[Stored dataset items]

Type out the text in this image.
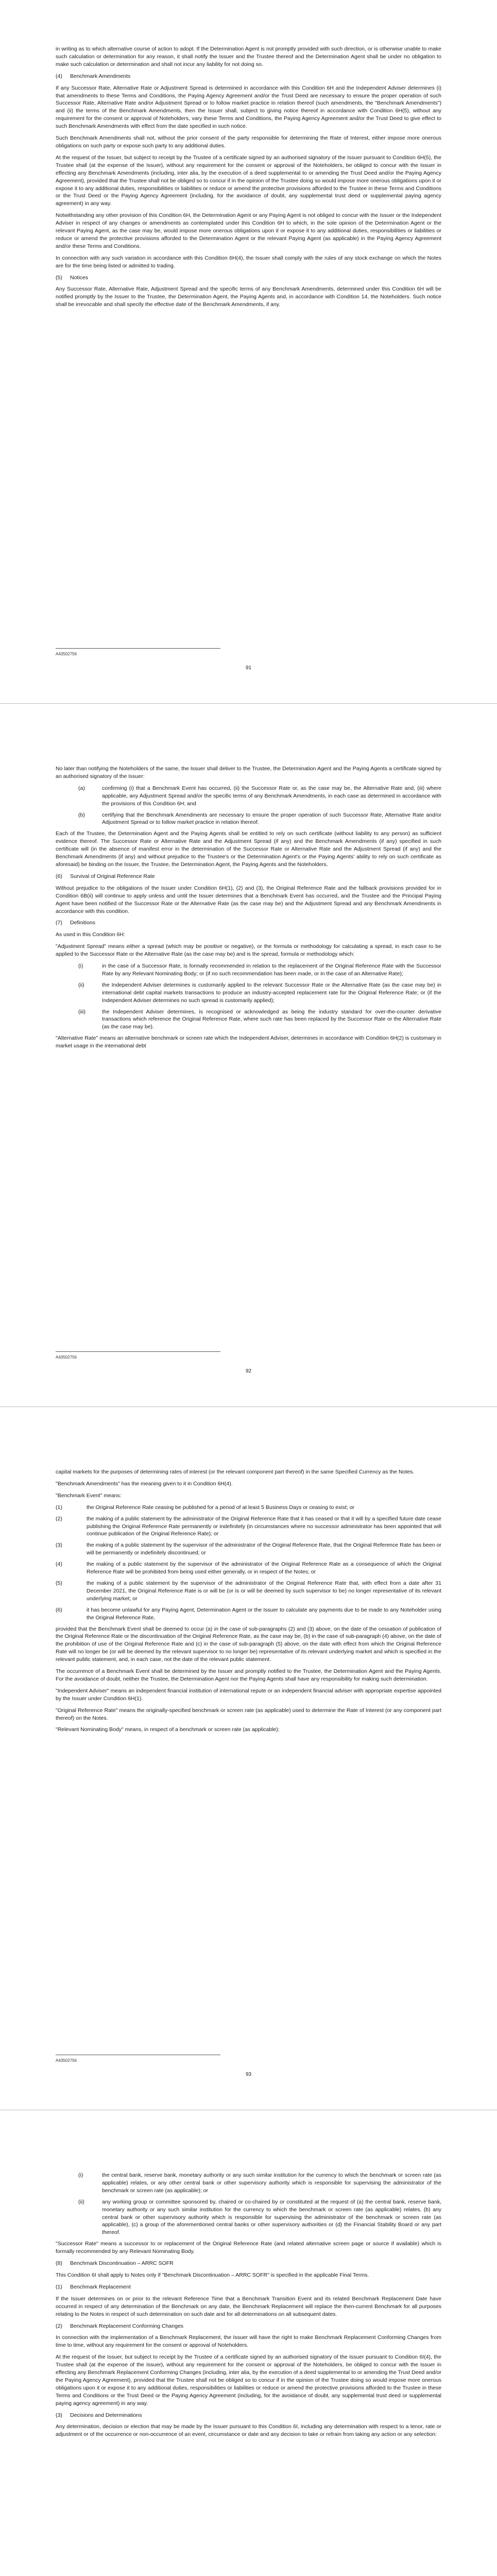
in writing as to which alternative course of action to adopt. If the Determination Agent is not promptly provided with such direction, or is otherwise unable to make such calculation or determination for any reason, it shall notify the Issuer and the Trustee thereof and the Determination Agent shall be under no obligation to make such calculation or determination and shall not incur any liability for not doing so.

(4) Benchmark Amendments

If any Successor Rate, Alternative Rate or Adjustment Spread is determined in accordance with this Condition 6H and the Independent Adviser determines (i) that amendments to these Terms and Conditions, the Paying Agency Agreement and/or the Trust Deed are necessary to ensure the proper operation of such Successor Rate, Alternative Rate and/or Adjustment Spread or to follow market practice in relation thereof (such amendments, the "Benchmark Amendments") and (ii) the terms of the Benchmark Amendments, then the Issuer shall, subject to giving notice thereof in accordance with Condition 6H(5), without any requirement for the consent or approval of Noteholders, vary these Terms and Conditions, the Paying Agency Agreement and/or the Trust Deed to give effect to such Benchmark Amendments with effect from the date specified in such notice.

Such Benchmark Amendments shall not, without the prior consent of the party responsible for determining the Rate of Interest, either impose more onerous obligations on such party or expose such party to any additional duties.

At the request of the Issuer, but subject to receipt by the Trustee of a certificate signed by an authorised signatory of the Issuer pursuant to Condition 6H(5), the Trustee shall (at the expense of the Issuer), without any requirement for the consent or approval of the Noteholders, be obliged to concur with the Issuer in effecting any Benchmark Amendments (including, inter alia, by the execution of a deed supplemental to or amending the Trust Deed and/or the Paying Agency Agreement), provided that the Trustee shall not be obliged so to concur if in the opinion of the Trustee doing so would impose more onerous obligations upon it or expose it to any additional duties, responsibilities or liabilities or reduce or amend the protective provisions afforded to the Trustee in these Terms and Conditions or the Trust Deed or the Paying Agency Agreement (including, for the avoidance of doubt, any supplemental trust deed or supplemental paying agency agreement) in any way.

Notwithstanding any other provision of this Condition 6H, the Determination Agent or any Paying Agent is not obliged to concur with the Issuer or the Independent Adviser in respect of any changes or amendments as contemplated under this Condition 6H to which, in the sole opinion of the Determination Agent or the relevant Paying Agent, as the case may be, would impose more onerous obligations upon it or expose it to any additional duties, responsibilities or liabilities or reduce or amend the protective provisions afforded to the Determination Agent or the relevant Paying Agent (as applicable) in the Paying Agency Agreement and/or these Terms and Conditions.

In connection with any such variation in accordance with this Condition 6H(4), the Issuer shall comply with the rules of any stock exchange on which the Notes are for the time being listed or admitted to trading.

(5) Notices

Any Successor Rate, Alternative Rate, Adjustment Spread and the specific terms of any Benchmark Amendments, determined under this Condition 6H will be notified promptly by the Issuer to the Trustee, the Determination Agent, the Paying Agents and, in accordance with Condition 14, the Noteholders. Such notice shall be irrevocable and shall specify the effective date of the Benchmark Amendments, if any.

A43502756
91

No later than notifying the Noteholders of the same, the Issuer shall deliver to the Trustee, the Determination Agent and the Paying Agents a certificate signed by an authorised signatory of the Issuer:

(a)	confirming (i) that a Benchmark Event has occurred, (ii) the Successor Rate or, as the case may be, the Alternative Rate and, (iii) where applicable, any Adjustment Spread and/or the specific terms of any Benchmark Amendments, in each case as determined in accordance with the provisions of this Condition 6H; and
(b)	certifying that the Benchmark Amendments are necessary to ensure the proper operation of such Successor Rate, Alternative Rate and/or Adjustment Spread or to follow market practice in relation thereof.

Each of the Trustee, the Determination Agent and the Paying Agents shall be entitled to rely on such certificate (without liability to any person) as sufficient evidence thereof. The Successor Rate or Alternative Rate and the Adjustment Spread (if any) and the Benchmark Amendments (if any) specified in such certificate will (in the absence of manifest error in the determination of the Successor Rate or Alternative Rate and the Adjustment Spread (if any) and the Benchmark Amendments (if any) and without prejudice to the Trustee's or the Determination Agent's or the Paying Agents' ability to rely on such certificate as aforesaid) be binding on the Issuer, the Trustee, the Determination Agent, the Paying Agents and the Noteholders.

(6) Survival of Original Reference Rate

Without prejudice to the obligations of the Issuer under Condition 6H(1), (2) and (3), the Original Reference Rate and the fallback provisions provided for in Condition 6B(ii) will continue to apply unless and until the Issuer determines that a Benchmark Event has occurred, and the Trustee and the Principal Paying Agent have been notified of the Successor Rate or the Alternative Rate (as the case may be) and the Adjustment Spread and any Benchmark Amendments in accordance with this condition.

(7) Definitions

As used in this Condition 6H:

"Adjustment Spread" means either a spread (which may be positive or negative), or the formula or methodology for calculating a spread, in each case to be applied to the Successor Rate or the Alternative Rate (as the case may be) and is the spread, formula or methodology which:

(i)	in the case of a Successor Rate, is formally recommended in relation to the replacement of the Original Reference Rate with the Successor Rate by any Relevant Nominating Body; or (if no such recommendation has been made, or in the case of an Alternative Rate);
(ii)	the Independent Adviser determines is customarily applied to the relevant Successor Rate or the Alternative Rate (as the case may be) in international debt capital markets transactions to produce an industry-accepted replacement rate for the Original Reference Rate; or (if the Independent Adviser determines no such spread is customarily applied);
(iii)	the Independent Adviser determines, is recognised or acknowledged as being the industry standard for over-the-counter derivative transactions which reference the Original Reference Rate, where such rate has been replaced by the Successor Rate or the Alternative Rate (as the case may be).

"Alternative Rate" means an alternative benchmark or screen rate which the Independent Adviser, determines in accordance with Condition 6H(2) is customary in market usage in the international debt

A43502756
92

capital markets for the purposes of determining rates of interest (or the relevant component part thereof) in the same Specified Currency as the Notes.

"Benchmark Amendments" has the meaning given to it in Condition 6H(4).

"Benchmark Event" means:

(1)	the Original Reference Rate ceasing be published for a period of at least 5 Business Days or ceasing to exist; or
(2)	the making of a public statement by the administrator of the Original Reference Rate that it has ceased or that it will by a specified future date cease publishing the Original Reference Rate permanently or indefinitely (in circumstances where no successor administrator has been appointed that will continue publication of the Original Reference Rate); or
(3)	the making of a public statement by the supervisor of the administrator of the Original Reference Rate, that the Original Reference Rate has been or will be permanently or indefinitely discontinued; or
(4)	the making of a public statement by the supervisor of the administrator of the Original Reference Rate as a consequence of which the Original Reference Rate will be prohibited from being used either generally, or in respect of the Notes; or
(5)	the making of a public statement by the supervisor of the administrator of the Original Reference Rate that, with effect from a date after 31 December 2021, the Original Reference Rate is or will be (or is or will be deemed by such supervisor to be) no longer representative of its relevant underlying market; or
(6)	it has become unlawful for any Paying Agent, Determination Agent or the Issuer to calculate any payments due to be made to any Noteholder using the Original Reference Rate,

provided that the Benchmark Event shall be deemed to occur (a) in the case of sub-paragraphs (2) and (3) above, on the date of the cessation of publication of the Original Reference Rate or the discontinuation of the Original Reference Rate, as the case may be, (b) in the case of sub-paragraph (4) above, on the date of the prohibition of use of the Original Reference Rate and (c) in the case of sub-paragraph (5) above, on the date with effect from which the Original Reference Rate will no longer be (or will be deemed by the relevant supervisor to no longer be) representative of its relevant underlying market and which is specified in the relevant public statement, and, in each case, not the date of the relevant public statement.

The occurrence of a Benchmark Event shall be determined by the Issuer and promptly notified to the Trustee, the Determination Agent and the Paying Agents. For the avoidance of doubt, neither the Trustee, the Determination Agent nor the Paying Agents shall have any responsibility for making such determination.

"Independent Adviser" means an independent financial institution of international repute or an independent financial adviser with appropriate expertise appointed by the Issuer under Condition 6H(1).

"Original Reference Rate" means the originally-specified benchmark or screen rate (as applicable) used to determine the Rate of Interest (or any component part thereof) on the Notes.

"Relevant Nominating Body" means, in respect of a benchmark or screen rate (as applicable):

A43502756
93
(i)	the central bank, reserve bank, monetary authority or any such similar institution for the currency to which the benchmark or screen rate (as applicable) relates, or any other central bank or other supervisory authority which is responsible for supervising the administrator of the benchmark or screen rate (as applicable); or
(ii)	any working group or committee sponsored by, chaired or co-chaired by or constituted at the request of (a) the central bank, reserve bank, monetary authority or any such similar institution for the currency to which the benchmark or screen rate (as applicable) relates, (b) any central bank or other supervisory authority which is responsible for supervising the administrator of the benchmark or screen rate (as applicable), (c) a group of the aforementioned central banks or other supervisory authorities or (d) the Financial Stability Board or any part thereof.

"Successor Rate" means a successor to or replacement of the Original Reference Rate (and related alternative screen page or source if available) which is formally recommended by any Relevant Nominating Body.

(8) Benchmark Discontinuation – ARRC SOFR

This Condition 6I shall apply to Notes only if "Benchmark Discontinuation – ARRC SOFR" is specified in the applicable Final Terms.

(1) Benchmark Replacement

If the Issuer determines on or prior to the relevant Reference Time that a Benchmark Transition Event and its related Benchmark Replacement Date have occurred in respect of any determination of the Benchmark on any date, the Benchmark Replacement will replace the then-current Benchmark for all purposes relating to the Notes in respect of such determination on such date and for all determinations on all subsequent dates.

(2) Benchmark Replacement Conforming Changes

In connection with the implementation of a Benchmark Replacement, the Issuer will have the right to make Benchmark Replacement Conforming Changes from time to time, without any requirement for the consent or approval of Noteholders.

At the request of the Issuer, but subject to receipt by the Trustee of a certificate signed by an authorised signatory of the Issuer pursuant to Condition 6I(4), the Trustee shall (at the expense of the Issuer), without any requirement for the consent or approval of the Noteholders, be obliged to concur with the Issuer in effecting any Benchmark Replacement Conforming Changes (including, inter alia, by the execution of a deed supplemental to or amending the Trust Deed and/or the Paying Agency Agreement), provided that the Trustee shall not be obliged so to concur if in the opinion of the Trustee doing so would impose more onerous obligations upon it or expose it to any additional duties, responsibilities or liabilities or reduce or amend the protective provisions afforded to the Trustee in these Terms and Conditions or the Trust Deed or the Paying Agency Agreement (including, for the avoidance of doubt, any supplemental trust deed or supplemental paying agency agreement) in any way.

(3) Decisions and Determinations

Any determination, decision or election that may be made by the Issuer pursuant to this Condition 6I, including any determination with respect to a tenor, rate or adjustment or of the occurrence or non-occurrence of an event, circumstance or date and any decision to take or refrain from taking any action or any selection:
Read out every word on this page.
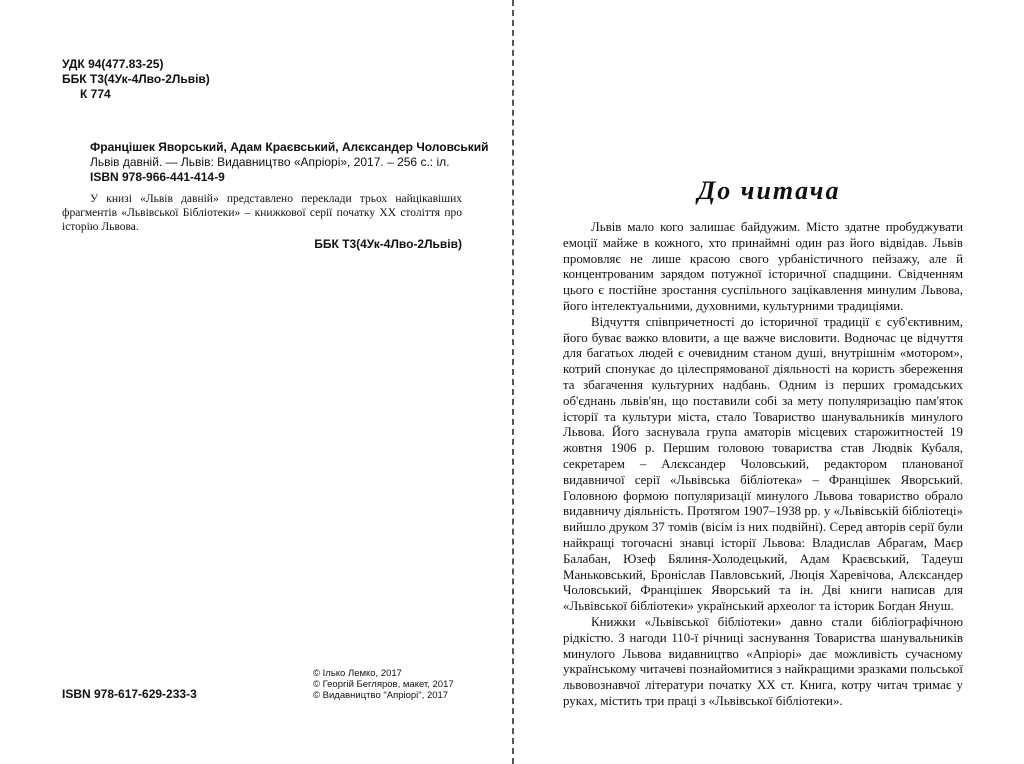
УДК 94(477.83-25)
ББК Т3(4Ук-4Лво-2Львів)
К 774
Францішек Яворський, Адам Краєвський, Алєксандер Чоловський
Львів давній. — Львів: Видавництво «Апріорі», 2017. – 256 с.: іл.
ISBN 978-966-441-414-9

У книзі «Львів давній» представлено переклади трьох найцікавіших фрагментів «Львівської Бібліотеки» – книжкової серії початку ХХ століття про історію Львова.

ББК Т3(4Ук-4Лво-2Львів)
ISBN 978-617-629-233-3
© Ілько Лемко, 2017
© Георгій Бегляров, макет, 2017
© Видавництво "Апріорі", 2017
До читача

Львів мало кого залишає байдужим. Місто здатне пробуджувати емоції майже в кожного, хто принаймні один раз його відвідав. Львів промовляє не лише красою свого урбаністичного пейзажу, але й концентрованим зарядом потужної історичної спадщини. Свідченням цього є постійне зростання суспільного зацікавлення минулим Львова, його інтелектуальними, духовними, культурними традиціями.

Відчуття співпричетності до історичної традиції є суб'єктивним, його буває важко вловити, а ще важче висловити. Водночас це відчуття для багатьох людей є очевидним станом душі, внутрішнім «мотором», котрий спонукає до цілеспрямованої діяльності на користь збереження та збагачення культурних надбань. Одним із перших громадських об'єднань львів'ян, що поставили собі за мету популяризацію пам'яток історії та культури міста, стало Товариство шанувальників минулого Львова. Його заснувала група аматорів місцевих старожитностей 19 жовтня 1906 р. Першим головою товариства став Людвік Кубаля, секретарем – Алєксандер Чоловський, редактором планованої видавничої серії «Львівська бібліотека» – Францішек Яворський. Головною формою популяризації минулого Львова товариство обрало видавничу діяльність. Протягом 1907–1938 рр. у «Львівській бібліотеці» вийшло друком 37 томів (вісім із них подвійні). Серед авторів серії були найкращі тогочасні знавці історії Львова: Владислав Абрагам, Маєр Балабан, Юзеф Бялиня-Холодецький, Адам Краєвський, Тадеуш Маньковський, Броніслав Павловський, Люція Харевічова, Алєксандер Чоловський, Францішек Яворський та ін. Дві книги написав для «Львівської бібліотеки» український археолог та історик Богдан Януш.

Книжки «Львівської бібліотеки» давно стали бібліографічною рідкістю. З нагоди 110-ї річниці заснування Товариства шанувальників минулого Львова видавництво «Апріорі» дає можливість сучасному українському читачеві познайомитися з найкращими зразками польської львовознавчої літератури початку ХХ ст. Книга, котру читач тримає у руках, містить три праці з «Львівської бібліотеки».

- What the task requires -
Return, from the data, each line that has the word "then" in it.

- Task result -
If any Successor Rate, Alternative Rate or Adjustment Spread is determined in accordance with this Condition 6H and the Independent Adviser determines (i) that amendments to these Terms and Conditions, the Paying Agency Agreement and/or the Trust Deed are necessary to ensure the proper operation of such Successor Rate, Alternative Rate and/or Adjustment Spread or to follow market practice in relation thereof (such amendments, the "Benchmark Amendments") and (ii) the terms of the Benchmark Amendments, then the Issuer shall, subject to giving notice thereof in accordance with Condition 6H(5), without any requirement for the consent or approval of Noteholders, vary these Terms and Conditions, the Paying Agency Agreement and/or the Trust Deed to give effect to such Benchmark Amendments with effect from the date specified in such notice.
If the Issuer determines on or prior to the relevant Reference Time that a Benchmark Transition Event and its related Benchmark Replacement Date have occurred in respect of any determination of the Benchmark on any date, the Benchmark Replacement will replace the then-current Benchmark for all purposes relating to the Notes in respect of such determination on such date and for all determinations on all subsequent dates.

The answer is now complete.